Data excerpts
──────────
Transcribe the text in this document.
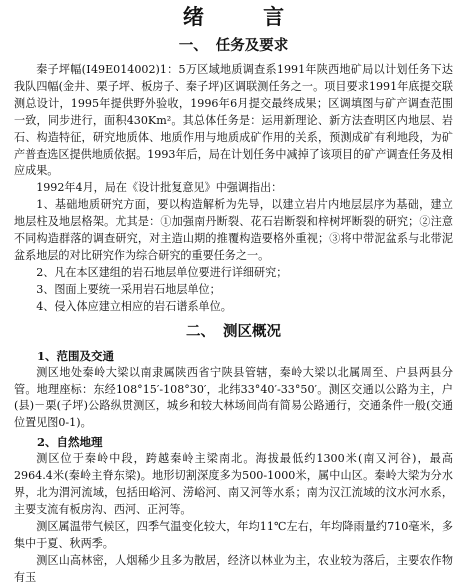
绪 言
一、 任务及要求

秦子坪幅(Ⅰ49E014002)1：5万区域地质调查系1991年陕西地矿局以计划任务下达我队四幅(金井、栗子坪、板房子、秦子坪)区调联测任务之一。项目要求1991年底提交联测总设计，1995年提供野外验收，1996年6月提交最终成果；区调填图与矿产调查范围一致，同步进行，面积430Km²。其总体任务是：运用新理论、新方法查明区内地层、岩石、构造特征，研究地质体、地质作用与地质成矿作用的关系，预测成矿有利地段，为矿产普查选区提供地质依据。1993年后，局在计划任务中减掉了该项目的矿产调查任务及相应成果。

1992年4月，局在《设计批复意见》中强调指出：

1、基础地质研究方面，要以构造解析为先导，以建立岩片内地层层序为基础，建立地层柱及地层格架。尤其是：①加强南丹断裂、花石岩断裂和梓树坪断裂的研究；②注意不同构造群落的调查研究，对主造山期的推覆构造要格外重视；③将中带泥盆系与北带泥盆系地层的对比研究作为综合研究的重要任务之一。

2、凡在本区建组的岩石地层单位要进行详细研究；

3、图面上要统一采用岩石地层单位；

4、侵入体应建立相应的岩石谱系单位。

二、 测区概况
1、范围及交通

测区地处秦岭大梁以南隶属陕西省宁陕县管辖，秦岭大梁以北属周至、户县两县分管。地理座标：东经108°15′-108°30′，北纬33°40′-33°50′。测区交通以公路为主，户(县)－栗(子坪)公路纵贯测区，城乡和较大林场间尚有简易公路通行，交通条件一般(交通位置见图0-1)。

2、自然地理

测区位于秦岭中段，跨越秦岭主梁南北。海拔最低约1300米(南又河谷)，最高2964.4米(秦岭主脊东梁)。地形切割深度多为500-1000米，属中山区。秦岭大梁为分水界，北为渭河流域，包括田峪河、涝峪河、南又河等水系；南为汉江流域的汶水河水系，主要支流有板房沟、西河、正河等。

测区属温带气候区，四季气温变化较大，年均11℃左右，年均降雨量约710毫米，多集中于夏、秋两季。

测区山高林密，人烟稀少且多为散居，经济以林业为主，农业较为落后，主要农作物有玉
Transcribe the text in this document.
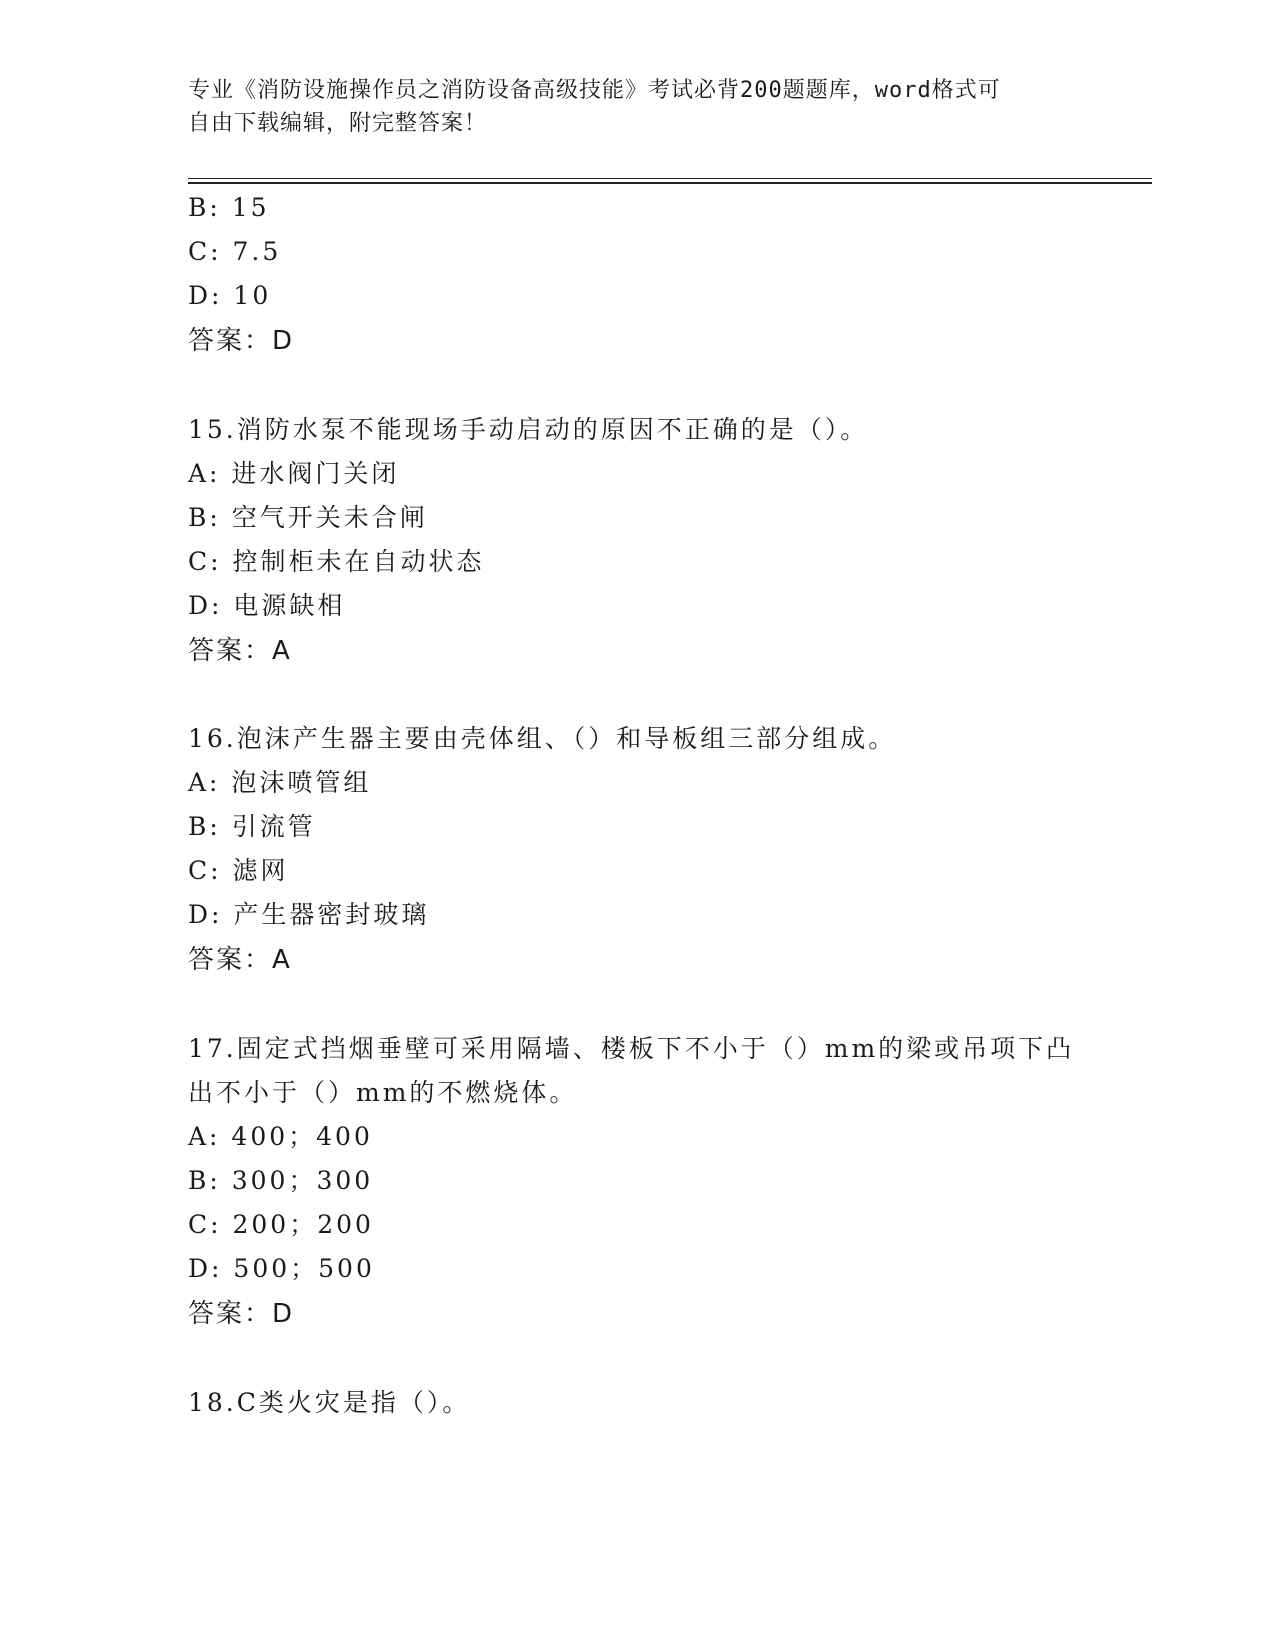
专业《消防设施操作员之消防设备高级技能》考试必背200题题库，word格式可
自由下载编辑，附完整答案！
B: 15
C: 7.5
D: 10
答案：D
15.消防水泵不能现场手动启动的原因不正确的是（）。
A: 进水阀门关闭
B: 空气开关未合闸
C: 控制柜未在自动状态
D: 电源缺相
答案：A
16.泡沫产生器主要由壳体组、（）和导板组三部分组成。
A: 泡沫喷管组
B: 引流管
C: 滤网
D: 产生器密封玻璃
答案：A
17.固定式挡烟垂壁可采用隔墙、楼板下不小于（）mm的梁或吊项下凸
出不小于（）mm的不燃烧体。
A: 400；400
B: 300；300
C: 200；200
D: 500；500
答案：D
18.C类火灾是指（）。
──────────
### What the exercise asks
Your task is to reproduce all of the material exactly. The pictures stay out.

### Correct output
Transcribe the text in this document.
绪 言
一、 任务及要求

秦子坪幅(Ⅰ49E014002)1：5万区域地质调查系1991年陕西地矿局以计划任务下达我队四幅(金井、栗子坪、板房子、秦子坪)区调联测任务之一。项目要求1991年底提交联测总设计，1995年提供野外验收，1996年6月提交最终成果；区调填图与矿产调查范围一致，同步进行，面积430Km²。其总体任务是：运用新理论、新方法查明区内地层、岩石、构造特征，研究地质体、地质作用与地质成矿作用的关系，预测成矿有利地段，为矿产普查选区提供地质依据。1993年后，局在计划任务中减掉了该项目的矿产调查任务及相应成果。

1992年4月，局在《设计批复意见》中强调指出：

1、基础地质研究方面，要以构造解析为先导，以建立岩片内地层层序为基础，建立地层柱及地层格架。尤其是：①加强南丹断裂、花石岩断裂和梓树坪断裂的研究；②注意不同构造群落的调查研究，对主造山期的推覆构造要格外重视；③将中带泥盆系与北带泥盆系地层的对比研究作为综合研究的重要任务之一。

2、凡在本区建组的岩石地层单位要进行详细研究；

3、图面上要统一采用岩石地层单位；

4、侵入体应建立相应的岩石谱系单位。

二、 测区概况
1、范围及交通

测区地处秦岭大梁以南隶属陕西省宁陕县管辖，秦岭大梁以北属周至、户县两县分管。地理座标：东经108°15′-108°30′，北纬33°40′-33°50′。测区交通以公路为主，户(县)－栗(子坪)公路纵贯测区，城乡和较大林场间尚有简易公路通行，交通条件一般(交通位置见图0-1)。

2、自然地理

测区位于秦岭中段，跨越秦岭主梁南北。海拔最低约1300米(南又河谷)，最高2964.4米(秦岭主脊东梁)。地形切割深度多为500-1000米，属中山区。秦岭大梁为分水界，北为渭河流域，包括田峪河、涝峪河、南又河等水系；南为汉江流域的汶水河水系，主要支流有板房沟、西河、正河等。

测区属温带气候区，四季气温变化较大，年均11℃左右，年均降雨量约710毫米，多集中于夏、秋两季。

测区山高林密，人烟稀少且多为散居，经济以林业为主，农业较为落后，主要农作物有玉
Transcribe the text in this document.
专业《消防设施操作员之消防设备高级技能》考试必背200题题库，word格式可
自由下载编辑，附完整答案！
B: 15
C: 7.5
D: 10
答案：D
15.消防水泵不能现场手动启动的原因不正确的是（）。
A: 进水阀门关闭
B: 空气开关未合闸
C: 控制柜未在自动状态
D: 电源缺相
答案：A
16.泡沫产生器主要由壳体组、（）和导板组三部分组成。
A: 泡沫喷管组
B: 引流管
C: 滤网
D: 产生器密封玻璃
答案：A
17.固定式挡烟垂壁可采用隔墙、楼板下不小于（）mm的梁或吊项下凸
出不小于（）mm的不燃烧体。
A: 400；400
B: 300；300
C: 200；200
D: 500；500
答案：D
18.C类火灾是指（）。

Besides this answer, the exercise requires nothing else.